▸ WHAT YOU WILL DO
- A) In the COVID-19 update on the Rohingya crisis, swap "livelihoods" for "means of subsistence" and reproduce the text between "Indirect impacts on" and "and host communities.", inclusive.
- B) Condense the paragraph of the Rohingya crisis update that begins "949,000 Bangladeshis in Cox’s Bazar" into a bulleted list that keeps its main facts.
- C) According to the Rohingya crisis update, how many camps in Cox’s Bazar District house the Rohingya refugees?

▸ SELECTED EXTRACT
= = = = =

Global Humanitarian Response Plan for COVID-19: July Update for ROHINGYA CRISIS
Impact of COVID-19
Immediate health impacts on people and systems
Some 860,000 Rohingya refugees currently reside in 34 congested camps in Cox’s Bazar District. The District is one of the poorest in the country, home to 2.65 million Bangladeshis. Cox’s Bazar District is at extreme risk of severe impact from COVID-19, given the congested conditions in the refugee camps, high levels of vulnerabilities among the refugee and Bangladeshi populations, and the extremely limited public health capacity. People with chronic illnesses and older persons (approximately 4 per cent of the Rohingya population, or 31,500 individuals, are over age 59) are at particularly at high risk. The prevalence of respiratory illnesses combined with underlying factors such as malnutrition and other undiagnosed diseases could increase the impact of the COVID-19 outbreak in the camps. Planning is based on capacity, rather than on anticipated need; current modelling of the likely trajectory of the epidemic indicates that the requirement for beds will far exceed availability.
In close coordination with the Government of Bangladesh, humanitarian partners have been preparing for the outbreak since early in the year. Community transmission is now confirmed in the camps and wider District, with the number of cases increasing daily. To slow transmission of the virus, the Government has halted all but critical services in the camps; services such as health, nutrition, food and fuel distribution, hygiene, water and sanitation, construction of health facilities and additional WASH infrastructure, reception of new arrivals, quarantine and family tracing continue. Services that are temporarily closed include educational facilities, women and child friendly spaces, and markets.
Indirect impacts on people and systems
949,000 Bangladeshis in Cox’s Bazar are considered vulnerable to loss of livelihoods and income as a result of COVID-19. Loss of livelihoods coupled with rising prices on some basic food items is stretching the coping capacities of vulnerable Bangladeshis. In addition, the social impact of the outbreak is deepening inequalities. Emergency provisions enacted to curtail the spread of COVID-19 must conform to human rights standards, to avoid discrimination and the potential for conflict. Women and girls are being disproportionately impacted due to restrictive gender norms, with reports of increased domestic violence in camps and host communities.

= = = = =

▸ ENTRIES PROVIDED
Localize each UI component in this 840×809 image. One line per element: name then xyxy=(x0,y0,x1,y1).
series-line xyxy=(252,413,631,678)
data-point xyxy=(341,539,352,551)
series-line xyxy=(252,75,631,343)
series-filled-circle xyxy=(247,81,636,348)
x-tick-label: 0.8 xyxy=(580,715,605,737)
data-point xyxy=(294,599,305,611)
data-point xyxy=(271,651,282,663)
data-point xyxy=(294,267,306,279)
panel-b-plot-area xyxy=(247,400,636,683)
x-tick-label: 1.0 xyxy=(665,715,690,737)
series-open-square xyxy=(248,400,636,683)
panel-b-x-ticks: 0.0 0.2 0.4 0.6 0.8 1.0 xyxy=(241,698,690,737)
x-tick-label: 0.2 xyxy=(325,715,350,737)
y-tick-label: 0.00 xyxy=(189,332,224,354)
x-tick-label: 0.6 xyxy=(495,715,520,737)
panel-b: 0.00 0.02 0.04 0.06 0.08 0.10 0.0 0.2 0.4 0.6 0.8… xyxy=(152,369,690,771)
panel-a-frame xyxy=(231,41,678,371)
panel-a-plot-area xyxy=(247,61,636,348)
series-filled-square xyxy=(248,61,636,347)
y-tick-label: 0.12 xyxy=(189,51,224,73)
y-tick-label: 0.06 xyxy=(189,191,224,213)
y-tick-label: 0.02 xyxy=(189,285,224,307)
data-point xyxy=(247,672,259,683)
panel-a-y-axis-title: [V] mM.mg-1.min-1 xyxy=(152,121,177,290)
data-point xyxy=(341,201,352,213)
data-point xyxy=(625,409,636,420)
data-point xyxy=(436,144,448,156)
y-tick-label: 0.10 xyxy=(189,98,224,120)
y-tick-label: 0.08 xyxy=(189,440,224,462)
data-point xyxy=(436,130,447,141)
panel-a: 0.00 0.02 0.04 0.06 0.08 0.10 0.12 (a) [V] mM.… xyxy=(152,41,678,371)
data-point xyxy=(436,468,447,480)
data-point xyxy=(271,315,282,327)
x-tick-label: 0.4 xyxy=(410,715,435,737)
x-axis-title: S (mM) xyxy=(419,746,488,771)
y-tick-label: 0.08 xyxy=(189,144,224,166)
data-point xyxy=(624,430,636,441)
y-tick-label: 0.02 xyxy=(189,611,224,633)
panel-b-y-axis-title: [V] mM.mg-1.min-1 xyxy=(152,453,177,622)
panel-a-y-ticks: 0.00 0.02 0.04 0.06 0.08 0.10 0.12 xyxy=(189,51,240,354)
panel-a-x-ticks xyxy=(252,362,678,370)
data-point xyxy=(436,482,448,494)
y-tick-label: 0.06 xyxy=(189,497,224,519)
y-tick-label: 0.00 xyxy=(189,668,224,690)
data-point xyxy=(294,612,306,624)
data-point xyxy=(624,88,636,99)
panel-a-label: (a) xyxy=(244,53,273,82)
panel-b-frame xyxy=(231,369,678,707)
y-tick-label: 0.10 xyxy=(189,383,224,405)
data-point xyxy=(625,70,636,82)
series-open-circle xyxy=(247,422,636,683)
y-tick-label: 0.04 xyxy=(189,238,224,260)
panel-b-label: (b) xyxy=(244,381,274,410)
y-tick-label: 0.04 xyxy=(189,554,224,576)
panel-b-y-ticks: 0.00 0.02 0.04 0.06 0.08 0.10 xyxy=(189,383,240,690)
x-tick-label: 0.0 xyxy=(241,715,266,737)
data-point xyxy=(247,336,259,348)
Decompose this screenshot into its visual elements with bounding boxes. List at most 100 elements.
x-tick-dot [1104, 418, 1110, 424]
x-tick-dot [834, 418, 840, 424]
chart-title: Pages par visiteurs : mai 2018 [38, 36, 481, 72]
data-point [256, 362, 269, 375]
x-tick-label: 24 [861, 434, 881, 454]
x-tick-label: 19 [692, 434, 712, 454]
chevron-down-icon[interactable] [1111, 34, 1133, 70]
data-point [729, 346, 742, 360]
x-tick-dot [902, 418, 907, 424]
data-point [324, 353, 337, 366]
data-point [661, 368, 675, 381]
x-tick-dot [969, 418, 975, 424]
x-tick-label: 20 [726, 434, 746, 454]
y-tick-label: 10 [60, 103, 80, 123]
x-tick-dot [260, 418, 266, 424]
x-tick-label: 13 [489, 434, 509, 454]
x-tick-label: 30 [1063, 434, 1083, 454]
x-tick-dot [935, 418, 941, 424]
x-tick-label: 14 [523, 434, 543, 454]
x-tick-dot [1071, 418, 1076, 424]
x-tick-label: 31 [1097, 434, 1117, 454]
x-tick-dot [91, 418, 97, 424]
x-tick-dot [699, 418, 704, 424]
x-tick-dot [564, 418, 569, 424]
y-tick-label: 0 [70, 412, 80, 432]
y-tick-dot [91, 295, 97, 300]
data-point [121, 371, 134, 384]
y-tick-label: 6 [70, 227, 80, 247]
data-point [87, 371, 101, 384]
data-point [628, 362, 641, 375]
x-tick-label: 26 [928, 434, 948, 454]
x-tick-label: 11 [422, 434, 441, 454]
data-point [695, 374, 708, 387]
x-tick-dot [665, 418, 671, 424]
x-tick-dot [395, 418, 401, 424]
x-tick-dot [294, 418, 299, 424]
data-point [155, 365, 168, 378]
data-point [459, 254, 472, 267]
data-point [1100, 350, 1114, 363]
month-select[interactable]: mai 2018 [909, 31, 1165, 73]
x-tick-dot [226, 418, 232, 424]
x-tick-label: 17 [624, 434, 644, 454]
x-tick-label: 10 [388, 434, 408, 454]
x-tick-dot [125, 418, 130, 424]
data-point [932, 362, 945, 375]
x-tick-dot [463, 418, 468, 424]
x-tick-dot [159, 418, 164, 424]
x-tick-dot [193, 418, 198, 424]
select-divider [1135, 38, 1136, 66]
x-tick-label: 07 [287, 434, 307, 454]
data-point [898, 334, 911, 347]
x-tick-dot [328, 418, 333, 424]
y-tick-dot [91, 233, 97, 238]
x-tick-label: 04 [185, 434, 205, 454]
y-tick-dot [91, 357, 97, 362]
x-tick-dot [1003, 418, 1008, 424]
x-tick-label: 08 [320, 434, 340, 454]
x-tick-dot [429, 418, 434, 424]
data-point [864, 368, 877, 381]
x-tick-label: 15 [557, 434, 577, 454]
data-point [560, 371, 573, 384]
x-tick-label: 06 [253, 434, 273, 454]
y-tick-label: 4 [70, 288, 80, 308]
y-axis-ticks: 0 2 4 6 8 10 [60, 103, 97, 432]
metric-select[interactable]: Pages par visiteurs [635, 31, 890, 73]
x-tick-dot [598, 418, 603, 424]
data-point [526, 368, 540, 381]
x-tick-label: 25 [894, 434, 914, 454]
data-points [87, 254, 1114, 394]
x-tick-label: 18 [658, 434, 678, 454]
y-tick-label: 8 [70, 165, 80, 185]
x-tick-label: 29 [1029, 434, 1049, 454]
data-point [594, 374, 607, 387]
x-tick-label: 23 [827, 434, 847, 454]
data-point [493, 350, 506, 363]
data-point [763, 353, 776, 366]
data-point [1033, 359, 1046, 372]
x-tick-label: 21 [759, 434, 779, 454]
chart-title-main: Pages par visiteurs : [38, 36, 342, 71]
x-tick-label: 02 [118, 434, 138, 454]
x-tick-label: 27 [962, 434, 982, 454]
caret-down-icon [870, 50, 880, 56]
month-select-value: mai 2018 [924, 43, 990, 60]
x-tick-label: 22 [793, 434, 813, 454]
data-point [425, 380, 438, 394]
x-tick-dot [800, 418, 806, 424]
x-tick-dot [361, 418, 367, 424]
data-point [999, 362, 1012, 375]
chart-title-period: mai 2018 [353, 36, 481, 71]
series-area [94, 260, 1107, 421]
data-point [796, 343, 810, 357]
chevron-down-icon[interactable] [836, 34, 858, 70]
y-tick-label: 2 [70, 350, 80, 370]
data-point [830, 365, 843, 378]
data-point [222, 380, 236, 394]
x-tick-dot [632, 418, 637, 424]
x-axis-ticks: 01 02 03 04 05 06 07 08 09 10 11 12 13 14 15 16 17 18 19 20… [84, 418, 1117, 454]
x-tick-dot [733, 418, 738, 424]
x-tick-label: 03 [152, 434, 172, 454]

= = = = =

▸ TASK ANSWERS
- A)
Indirect impacts on people and systems
949,000 Bangladeshis in Cox’s Bazar are considered vulnerable to loss of means of subsistence and income as a result of COVID-19. Loss of means of subsistence coupled with rising prices on some basic food items is stretching the coping capacities of vulnerable Bangladeshis. In addition, the social impact of the outbreak is deepening inequalities. Emergency provisions enacted to curtail the spread of COVID-19 must conform to human rights standards, to avoid discrimination and the potential for conflict. Women and girls are being disproportionately impacted due to restrictive gender norms, with reports of increased domestic violence in camps and host communities.

- B)
- 949,000 Bangladeshis in Cox’s Bazar are considered vulnerable to loss of livelihoods and income due to COVID-19.
- Lost livelihoods and rising prices for some basic foods are stretching the coping capacities of vulnerable Bangladeshis.
- The outbreak’s social impact is deepening inequalities.
- Emergency provisions against COVID-19 must conform to human rights standards to avoid discrimination and potential conflict.
- Restrictive gender norms mean women and girls are disproportionately impacted, with reports of increased domestic violence in camps and host communities.

- C) 34 congested camps.